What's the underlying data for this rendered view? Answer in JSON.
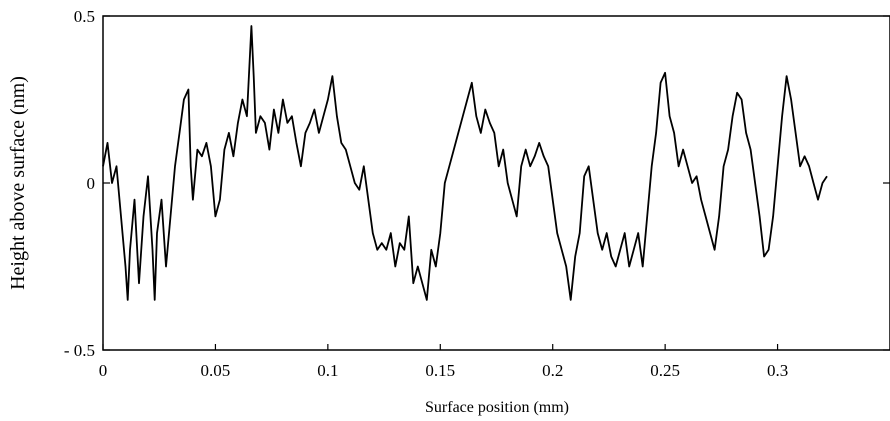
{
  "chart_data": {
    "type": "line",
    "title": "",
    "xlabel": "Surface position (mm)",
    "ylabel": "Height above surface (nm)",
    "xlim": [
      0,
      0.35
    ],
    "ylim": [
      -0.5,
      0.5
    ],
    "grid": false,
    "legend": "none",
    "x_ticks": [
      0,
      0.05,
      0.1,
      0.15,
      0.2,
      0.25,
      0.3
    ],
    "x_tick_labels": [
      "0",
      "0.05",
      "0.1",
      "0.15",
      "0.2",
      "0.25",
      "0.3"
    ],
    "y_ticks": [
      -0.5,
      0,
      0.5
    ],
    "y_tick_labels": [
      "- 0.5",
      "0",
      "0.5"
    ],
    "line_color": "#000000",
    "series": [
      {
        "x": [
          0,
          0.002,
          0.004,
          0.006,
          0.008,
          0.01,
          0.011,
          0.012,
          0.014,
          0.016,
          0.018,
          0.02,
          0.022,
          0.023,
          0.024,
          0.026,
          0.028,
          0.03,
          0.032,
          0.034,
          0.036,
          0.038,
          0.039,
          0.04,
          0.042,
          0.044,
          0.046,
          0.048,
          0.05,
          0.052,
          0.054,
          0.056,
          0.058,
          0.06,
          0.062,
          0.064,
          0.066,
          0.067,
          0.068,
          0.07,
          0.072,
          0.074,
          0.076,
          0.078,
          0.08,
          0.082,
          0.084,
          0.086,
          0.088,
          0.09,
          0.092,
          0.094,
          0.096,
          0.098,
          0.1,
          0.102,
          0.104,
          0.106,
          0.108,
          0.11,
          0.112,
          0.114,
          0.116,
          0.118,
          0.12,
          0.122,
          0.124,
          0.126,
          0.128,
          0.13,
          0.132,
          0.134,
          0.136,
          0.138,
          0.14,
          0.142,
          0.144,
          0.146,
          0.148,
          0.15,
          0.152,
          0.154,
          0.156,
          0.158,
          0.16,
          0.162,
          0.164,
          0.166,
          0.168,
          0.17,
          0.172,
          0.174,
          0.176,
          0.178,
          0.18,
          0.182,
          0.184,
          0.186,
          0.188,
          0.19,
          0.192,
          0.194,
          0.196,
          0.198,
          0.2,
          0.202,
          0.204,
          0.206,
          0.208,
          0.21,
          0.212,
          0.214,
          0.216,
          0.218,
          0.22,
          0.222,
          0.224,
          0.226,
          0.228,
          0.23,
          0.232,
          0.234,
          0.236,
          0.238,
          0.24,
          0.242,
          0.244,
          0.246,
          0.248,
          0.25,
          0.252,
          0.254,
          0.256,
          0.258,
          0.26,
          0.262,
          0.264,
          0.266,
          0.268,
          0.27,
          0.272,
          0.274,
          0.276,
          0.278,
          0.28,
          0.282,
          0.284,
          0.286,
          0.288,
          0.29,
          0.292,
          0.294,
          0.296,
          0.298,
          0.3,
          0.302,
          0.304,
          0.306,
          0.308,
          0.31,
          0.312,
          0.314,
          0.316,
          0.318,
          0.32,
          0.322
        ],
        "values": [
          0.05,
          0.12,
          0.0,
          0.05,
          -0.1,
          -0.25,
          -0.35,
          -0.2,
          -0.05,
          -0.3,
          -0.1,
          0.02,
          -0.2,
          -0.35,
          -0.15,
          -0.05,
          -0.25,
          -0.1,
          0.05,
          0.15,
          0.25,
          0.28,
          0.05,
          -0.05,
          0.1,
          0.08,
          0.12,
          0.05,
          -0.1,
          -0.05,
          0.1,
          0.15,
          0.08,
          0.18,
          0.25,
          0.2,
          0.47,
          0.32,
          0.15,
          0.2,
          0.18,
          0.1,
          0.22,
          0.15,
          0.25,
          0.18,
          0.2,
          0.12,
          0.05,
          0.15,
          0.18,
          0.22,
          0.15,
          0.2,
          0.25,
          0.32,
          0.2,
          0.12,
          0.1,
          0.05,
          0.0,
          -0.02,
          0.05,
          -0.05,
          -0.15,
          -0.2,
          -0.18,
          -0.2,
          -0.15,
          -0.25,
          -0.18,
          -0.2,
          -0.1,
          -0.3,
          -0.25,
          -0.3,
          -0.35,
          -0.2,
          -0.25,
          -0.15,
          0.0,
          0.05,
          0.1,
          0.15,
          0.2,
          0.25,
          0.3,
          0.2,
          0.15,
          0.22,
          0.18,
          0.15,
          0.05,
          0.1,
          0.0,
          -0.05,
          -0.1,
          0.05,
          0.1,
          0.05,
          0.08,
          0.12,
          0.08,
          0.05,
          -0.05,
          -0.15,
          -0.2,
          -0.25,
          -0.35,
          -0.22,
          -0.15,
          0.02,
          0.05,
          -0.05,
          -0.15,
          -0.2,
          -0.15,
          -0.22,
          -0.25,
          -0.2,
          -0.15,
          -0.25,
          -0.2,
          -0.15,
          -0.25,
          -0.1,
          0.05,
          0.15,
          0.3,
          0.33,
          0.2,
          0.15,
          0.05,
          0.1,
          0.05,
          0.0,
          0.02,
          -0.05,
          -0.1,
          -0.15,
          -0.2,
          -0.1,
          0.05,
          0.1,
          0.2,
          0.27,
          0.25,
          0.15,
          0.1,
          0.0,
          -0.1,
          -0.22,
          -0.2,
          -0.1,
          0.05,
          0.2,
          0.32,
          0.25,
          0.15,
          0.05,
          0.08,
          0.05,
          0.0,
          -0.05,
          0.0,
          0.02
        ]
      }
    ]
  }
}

* * * * *

• Written exercise: Without the pictures, reproduce every line of the records above exactly.

• Answer for the task:
What's the underlying data for this rendered view? Answer in JSON.
{
  "chart_data": {
    "type": "line",
    "title": "",
    "xlabel": "Surface position (mm)",
    "ylabel": "Height above surface (nm)",
    "xlim": [
      0,
      0.35
    ],
    "ylim": [
      -0.5,
      0.5
    ],
    "grid": false,
    "legend": "none",
    "x_ticks": [
      0,
      0.05,
      0.1,
      0.15,
      0.2,
      0.25,
      0.3
    ],
    "x_tick_labels": [
      "0",
      "0.05",
      "0.1",
      "0.15",
      "0.2",
      "0.25",
      "0.3"
    ],
    "y_ticks": [
      -0.5,
      0,
      0.5
    ],
    "y_tick_labels": [
      "- 0.5",
      "0",
      "0.5"
    ],
    "line_color": "#000000",
    "series": [
      {
        "x": [
          0,
          0.002,
          0.004,
          0.006,
          0.008,
          0.01,
          0.011,
          0.012,
          0.014,
          0.016,
          0.018,
          0.02,
          0.022,
          0.023,
          0.024,
          0.026,
          0.028,
          0.03,
          0.032,
          0.034,
          0.036,
          0.038,
          0.039,
          0.04,
          0.042,
          0.044,
          0.046,
          0.048,
          0.05,
          0.052,
          0.054,
          0.056,
          0.058,
          0.06,
          0.062,
          0.064,
          0.066,
          0.067,
          0.068,
          0.07,
          0.072,
          0.074,
          0.076,
          0.078,
          0.08,
          0.082,
          0.084,
          0.086,
          0.088,
          0.09,
          0.092,
          0.094,
          0.096,
          0.098,
          0.1,
          0.102,
          0.104,
          0.106,
          0.108,
          0.11,
          0.112,
          0.114,
          0.116,
          0.118,
          0.12,
          0.122,
          0.124,
          0.126,
          0.128,
          0.13,
          0.132,
          0.134,
          0.136,
          0.138,
          0.14,
          0.142,
          0.144,
          0.146,
          0.148,
          0.15,
          0.152,
          0.154,
          0.156,
          0.158,
          0.16,
          0.162,
          0.164,
          0.166,
          0.168,
          0.17,
          0.172,
          0.174,
          0.176,
          0.178,
          0.18,
          0.182,
          0.184,
          0.186,
          0.188,
          0.19,
          0.192,
          0.194,
          0.196,
          0.198,
          0.2,
          0.202,
          0.204,
          0.206,
          0.208,
          0.21,
          0.212,
          0.214,
          0.216,
          0.218,
          0.22,
          0.222,
          0.224,
          0.226,
          0.228,
          0.23,
          0.232,
          0.234,
          0.236,
          0.238,
          0.24,
          0.242,
          0.244,
          0.246,
          0.248,
          0.25,
          0.252,
          0.254,
          0.256,
          0.258,
          0.26,
          0.262,
          0.264,
          0.266,
          0.268,
          0.27,
          0.272,
          0.274,
          0.276,
          0.278,
          0.28,
          0.282,
          0.284,
          0.286,
          0.288,
          0.29,
          0.292,
          0.294,
          0.296,
          0.298,
          0.3,
          0.302,
          0.304,
          0.306,
          0.308,
          0.31,
          0.312,
          0.314,
          0.316,
          0.318,
          0.32,
          0.322
        ],
        "values": [
          0.05,
          0.12,
          0.0,
          0.05,
          -0.1,
          -0.25,
          -0.35,
          -0.2,
          -0.05,
          -0.3,
          -0.1,
          0.02,
          -0.2,
          -0.35,
          -0.15,
          -0.05,
          -0.25,
          -0.1,
          0.05,
          0.15,
          0.25,
          0.28,
          0.05,
          -0.05,
          0.1,
          0.08,
          0.12,
          0.05,
          -0.1,
          -0.05,
          0.1,
          0.15,
          0.08,
          0.18,
          0.25,
          0.2,
          0.47,
          0.32,
          0.15,
          0.2,
          0.18,
          0.1,
          0.22,
          0.15,
          0.25,
          0.18,
          0.2,
          0.12,
          0.05,
          0.15,
          0.18,
          0.22,
          0.15,
          0.2,
          0.25,
          0.32,
          0.2,
          0.12,
          0.1,
          0.05,
          0.0,
          -0.02,
          0.05,
          -0.05,
          -0.15,
          -0.2,
          -0.18,
          -0.2,
          -0.15,
          -0.25,
          -0.18,
          -0.2,
          -0.1,
          -0.3,
          -0.25,
          -0.3,
          -0.35,
          -0.2,
          -0.25,
          -0.15,
          0.0,
          0.05,
          0.1,
          0.15,
          0.2,
          0.25,
          0.3,
          0.2,
          0.15,
          0.22,
          0.18,
          0.15,
          0.05,
          0.1,
          0.0,
          -0.05,
          -0.1,
          0.05,
          0.1,
          0.05,
          0.08,
          0.12,
          0.08,
          0.05,
          -0.05,
          -0.15,
          -0.2,
          -0.25,
          -0.35,
          -0.22,
          -0.15,
          0.02,
          0.05,
          -0.05,
          -0.15,
          -0.2,
          -0.15,
          -0.22,
          -0.25,
          -0.2,
          -0.15,
          -0.25,
          -0.2,
          -0.15,
          -0.25,
          -0.1,
          0.05,
          0.15,
          0.3,
          0.33,
          0.2,
          0.15,
          0.05,
          0.1,
          0.05,
          0.0,
          0.02,
          -0.05,
          -0.1,
          -0.15,
          -0.2,
          -0.1,
          0.05,
          0.1,
          0.2,
          0.27,
          0.25,
          0.15,
          0.1,
          0.0,
          -0.1,
          -0.22,
          -0.2,
          -0.1,
          0.05,
          0.2,
          0.32,
          0.25,
          0.15,
          0.05,
          0.08,
          0.05,
          0.0,
          -0.05,
          0.0,
          0.02
        ]
      }
    ]
  }
}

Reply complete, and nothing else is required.